[Stored dataset items]
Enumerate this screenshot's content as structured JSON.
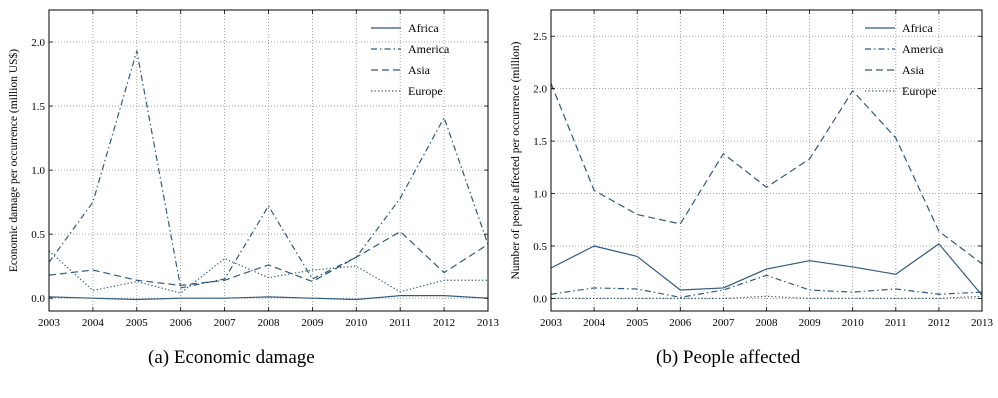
{
  "colors": {
    "series": "#2f5a80",
    "axis": "#000000",
    "grid": "#8a8a8a"
  },
  "captions": [
    "(a) Economic damage",
    "(b) People affected"
  ],
  "chart_data": [
    {
      "type": "line",
      "title": "",
      "caption": "(a) Economic damage",
      "xlabel": "",
      "ylabel": "Economic damage per occurrence (million US$)",
      "x": [
        2003,
        2004,
        2005,
        2006,
        2007,
        2008,
        2009,
        2010,
        2011,
        2012,
        2013
      ],
      "xlim": [
        2003,
        2013
      ],
      "ylim": [
        -0.1,
        2.25
      ],
      "yticks": [
        0.0,
        0.5,
        1.0,
        1.5,
        2.0
      ],
      "ytick_labels": [
        "0.0",
        "0.5",
        "1.0",
        "1.5",
        "2.0"
      ],
      "xtick_labels": [
        "2003",
        "2004",
        "2005",
        "2006",
        "2007",
        "2008",
        "2009",
        "2010",
        "2011",
        "2012",
        "2013"
      ],
      "grid": true,
      "legend": "top-right",
      "series": [
        {
          "name": "Africa",
          "dash": "solid",
          "values": [
            0.01,
            0.0,
            -0.01,
            0.0,
            0.0,
            0.01,
            0.0,
            -0.01,
            0.02,
            0.02,
            0.0
          ]
        },
        {
          "name": "America",
          "dash": "dashdot",
          "values": [
            0.28,
            0.75,
            1.93,
            0.08,
            0.15,
            0.72,
            0.15,
            0.32,
            0.78,
            1.41,
            0.42
          ]
        },
        {
          "name": "Asia",
          "dash": "dashed",
          "values": [
            0.18,
            0.22,
            0.14,
            0.1,
            0.14,
            0.26,
            0.13,
            0.32,
            0.52,
            0.2,
            0.42
          ]
        },
        {
          "name": "Europe",
          "dash": "dotted",
          "values": [
            0.37,
            0.06,
            0.13,
            0.04,
            0.31,
            0.16,
            0.22,
            0.25,
            0.05,
            0.14,
            0.14
          ]
        }
      ]
    },
    {
      "type": "line",
      "title": "",
      "caption": "(b) People affected",
      "xlabel": "",
      "ylabel": "Number of people affected per occurrence (million)",
      "x": [
        2003,
        2004,
        2005,
        2006,
        2007,
        2008,
        2009,
        2010,
        2011,
        2012,
        2013
      ],
      "xlim": [
        2003,
        2013
      ],
      "ylim": [
        -0.12,
        2.75
      ],
      "yticks": [
        0.0,
        0.5,
        1.0,
        1.5,
        2.0,
        2.5
      ],
      "ytick_labels": [
        "0.0",
        "0.5",
        "1.0",
        "1.5",
        "2.0",
        "2.5"
      ],
      "xtick_labels": [
        "2003",
        "2004",
        "2005",
        "2006",
        "2007",
        "2008",
        "2009",
        "2010",
        "2011",
        "2012",
        "2013"
      ],
      "grid": true,
      "legend": "top-right",
      "series": [
        {
          "name": "Africa",
          "dash": "solid",
          "values": [
            0.29,
            0.5,
            0.4,
            0.08,
            0.1,
            0.28,
            0.36,
            0.3,
            0.23,
            0.52,
            0.03
          ]
        },
        {
          "name": "America",
          "dash": "dashdot",
          "values": [
            0.04,
            0.1,
            0.09,
            0.01,
            0.08,
            0.22,
            0.08,
            0.06,
            0.09,
            0.04,
            0.06
          ]
        },
        {
          "name": "Asia",
          "dash": "dashed",
          "values": [
            2.05,
            1.03,
            0.8,
            0.71,
            1.38,
            1.06,
            1.33,
            1.98,
            1.53,
            0.64,
            0.33
          ]
        },
        {
          "name": "Europe",
          "dash": "dotted",
          "values": [
            0.0,
            0.0,
            0.0,
            0.0,
            0.0,
            0.02,
            0.0,
            0.0,
            0.0,
            0.0,
            0.02
          ]
        }
      ]
    }
  ]
}
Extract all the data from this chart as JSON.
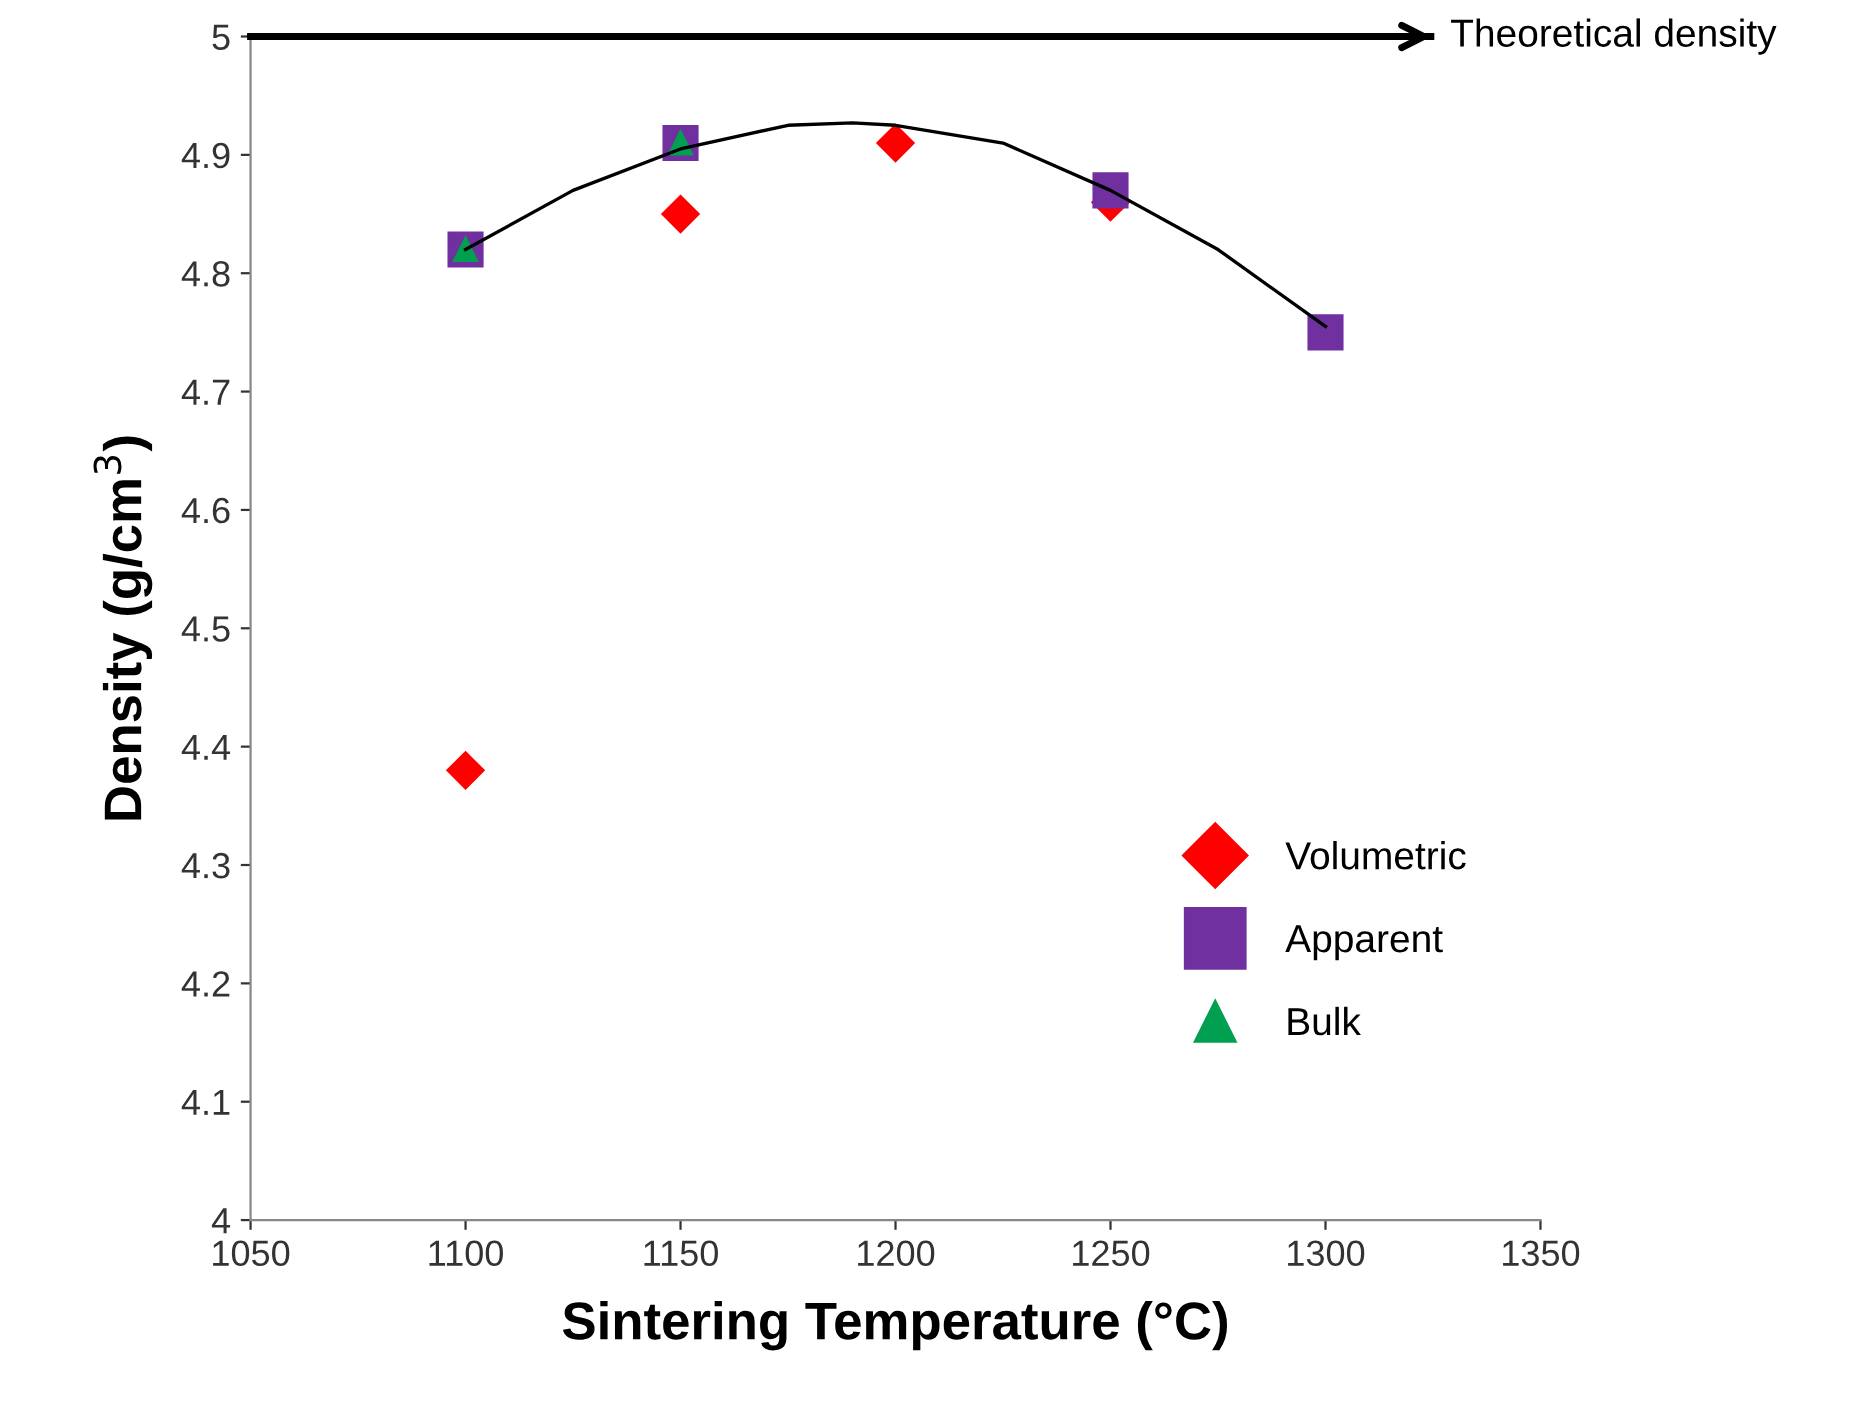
{
  "chart_data": {
    "type": "scatter",
    "xlabel": "Sintering Temperature (°C)",
    "ylabel": "Density (g/cm$^{3}$)",
    "xlim": [
      1050,
      1350
    ],
    "xticks": [
      1050,
      1100,
      1150,
      1200,
      1250,
      1300,
      1350
    ],
    "ylim": [
      4,
      5
    ],
    "yticks": [
      4,
      4.1,
      4.2,
      4.3,
      4.4,
      4.5,
      4.6,
      4.7,
      4.8,
      4.9,
      5
    ],
    "grid": false,
    "legend": "bottom right",
    "ref_lines": [
      {
        "axis": "y",
        "value": 5,
        "label": "Theoretical density",
        "color": "#000000"
      }
    ],
    "series": [
      {
        "name": "Volumetric",
        "color": "#ff0000",
        "marker": "diamond",
        "x": [
          1100,
          1150,
          1200,
          1250
        ],
        "values": [
          4.38,
          4.85,
          4.91,
          4.86
        ]
      },
      {
        "name": "Apparent",
        "color": "#7030a0",
        "marker": "square",
        "x": [
          1100,
          1150,
          1250,
          1300
        ],
        "values": [
          4.82,
          4.91,
          4.87,
          4.75
        ]
      },
      {
        "name": "Bulk",
        "color": "#00a050",
        "marker": "triangle",
        "x": [
          1100,
          1150
        ],
        "values": [
          4.82,
          4.91
        ]
      },
      {
        "type": "line",
        "color": "#000000",
        "marker": "none",
        "x": [
          1100,
          1125,
          1150,
          1175,
          1190,
          1200,
          1225,
          1250,
          1275,
          1300
        ],
        "values": [
          4.82,
          4.87,
          4.905,
          4.925,
          4.927,
          4.925,
          4.91,
          4.87,
          4.82,
          4.755
        ]
      }
    ]
  }
}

■ **EXERCISE**
Every entry must be reproduced exactly, with the images left out.

■ **THE REPLY**
Enumerate this screenshot's content as structured JSON.
{
  "colors": {
    "series": "#2f5a80",
    "axis": "#000000",
    "grid": "#8a8a8a"
  },
  "captions": [
    "(a) Economic damage",
    "(b) People affected"
  ],
  "chart_data": [
    {
      "type": "line",
      "title": "",
      "caption": "(a) Economic damage",
      "xlabel": "",
      "ylabel": "Economic damage per occurrence (million US$)",
      "x": [
        2003,
        2004,
        2005,
        2006,
        2007,
        2008,
        2009,
        2010,
        2011,
        2012,
        2013
      ],
      "xlim": [
        2003,
        2013
      ],
      "ylim": [
        -0.1,
        2.25
      ],
      "yticks": [
        0.0,
        0.5,
        1.0,
        1.5,
        2.0
      ],
      "ytick_labels": [
        "0.0",
        "0.5",
        "1.0",
        "1.5",
        "2.0"
      ],
      "xtick_labels": [
        "2003",
        "2004",
        "2005",
        "2006",
        "2007",
        "2008",
        "2009",
        "2010",
        "2011",
        "2012",
        "2013"
      ],
      "grid": true,
      "legend": "top-right",
      "series": [
        {
          "name": "Africa",
          "dash": "solid",
          "values": [
            0.01,
            0.0,
            -0.01,
            0.0,
            0.0,
            0.01,
            0.0,
            -0.01,
            0.02,
            0.02,
            0.0
          ]
        },
        {
          "name": "America",
          "dash": "dashdot",
          "values": [
            0.28,
            0.75,
            1.93,
            0.08,
            0.15,
            0.72,
            0.15,
            0.32,
            0.78,
            1.41,
            0.42
          ]
        },
        {
          "name": "Asia",
          "dash": "dashed",
          "values": [
            0.18,
            0.22,
            0.14,
            0.1,
            0.14,
            0.26,
            0.13,
            0.32,
            0.52,
            0.2,
            0.42
          ]
        },
        {
          "name": "Europe",
          "dash": "dotted",
          "values": [
            0.37,
            0.06,
            0.13,
            0.04,
            0.31,
            0.16,
            0.22,
            0.25,
            0.05,
            0.14,
            0.14
          ]
        }
      ]
    },
    {
      "type": "line",
      "title": "",
      "caption": "(b) People affected",
      "xlabel": "",
      "ylabel": "Number of people affected per occurrence (million)",
      "x": [
        2003,
        2004,
        2005,
        2006,
        2007,
        2008,
        2009,
        2010,
        2011,
        2012,
        2013
      ],
      "xlim": [
        2003,
        2013
      ],
      "ylim": [
        -0.12,
        2.75
      ],
      "yticks": [
        0.0,
        0.5,
        1.0,
        1.5,
        2.0,
        2.5
      ],
      "ytick_labels": [
        "0.0",
        "0.5",
        "1.0",
        "1.5",
        "2.0",
        "2.5"
      ],
      "xtick_labels": [
        "2003",
        "2004",
        "2005",
        "2006",
        "2007",
        "2008",
        "2009",
        "2010",
        "2011",
        "2012",
        "2013"
      ],
      "grid": true,
      "legend": "top-right",
      "series": [
        {
          "name": "Africa",
          "dash": "solid",
          "values": [
            0.29,
            0.5,
            0.4,
            0.08,
            0.1,
            0.28,
            0.36,
            0.3,
            0.23,
            0.52,
            0.03
          ]
        },
        {
          "name": "America",
          "dash": "dashdot",
          "values": [
            0.04,
            0.1,
            0.09,
            0.01,
            0.08,
            0.22,
            0.08,
            0.06,
            0.09,
            0.04,
            0.06
          ]
        },
        {
          "name": "Asia",
          "dash": "dashed",
          "values": [
            2.05,
            1.03,
            0.8,
            0.71,
            1.38,
            1.06,
            1.33,
            1.98,
            1.53,
            0.64,
            0.33
          ]
        },
        {
          "name": "Europe",
          "dash": "dotted",
          "values": [
            0.0,
            0.0,
            0.0,
            0.0,
            0.0,
            0.02,
            0.0,
            0.0,
            0.0,
            0.0,
            0.02
          ]
        }
      ]
    }
  ]
}
Extract all the data from this chart as JSON.
{
  "chart_data": {
    "type": "scatter",
    "xlabel": "Sintering Temperature (°C)",
    "ylabel": "Density (g/cm$^{3}$)",
    "xlim": [
      1050,
      1350
    ],
    "xticks": [
      1050,
      1100,
      1150,
      1200,
      1250,
      1300,
      1350
    ],
    "ylim": [
      4,
      5
    ],
    "yticks": [
      4,
      4.1,
      4.2,
      4.3,
      4.4,
      4.5,
      4.6,
      4.7,
      4.8,
      4.9,
      5
    ],
    "grid": false,
    "legend": "bottom right",
    "ref_lines": [
      {
        "axis": "y",
        "value": 5,
        "label": "Theoretical density",
        "color": "#000000"
      }
    ],
    "series": [
      {
        "name": "Volumetric",
        "color": "#ff0000",
        "marker": "diamond",
        "x": [
          1100,
          1150,
          1200,
          1250
        ],
        "values": [
          4.38,
          4.85,
          4.91,
          4.86
        ]
      },
      {
        "name": "Apparent",
        "color": "#7030a0",
        "marker": "square",
        "x": [
          1100,
          1150,
          1250,
          1300
        ],
        "values": [
          4.82,
          4.91,
          4.87,
          4.75
        ]
      },
      {
        "name": "Bulk",
        "color": "#00a050",
        "marker": "triangle",
        "x": [
          1100,
          1150
        ],
        "values": [
          4.82,
          4.91
        ]
      },
      {
        "type": "line",
        "color": "#000000",
        "marker": "none",
        "x": [
          1100,
          1125,
          1150,
          1175,
          1190,
          1200,
          1225,
          1250,
          1275,
          1300
        ],
        "values": [
          4.82,
          4.87,
          4.905,
          4.925,
          4.927,
          4.925,
          4.91,
          4.87,
          4.82,
          4.755
        ]
      }
    ]
  }
}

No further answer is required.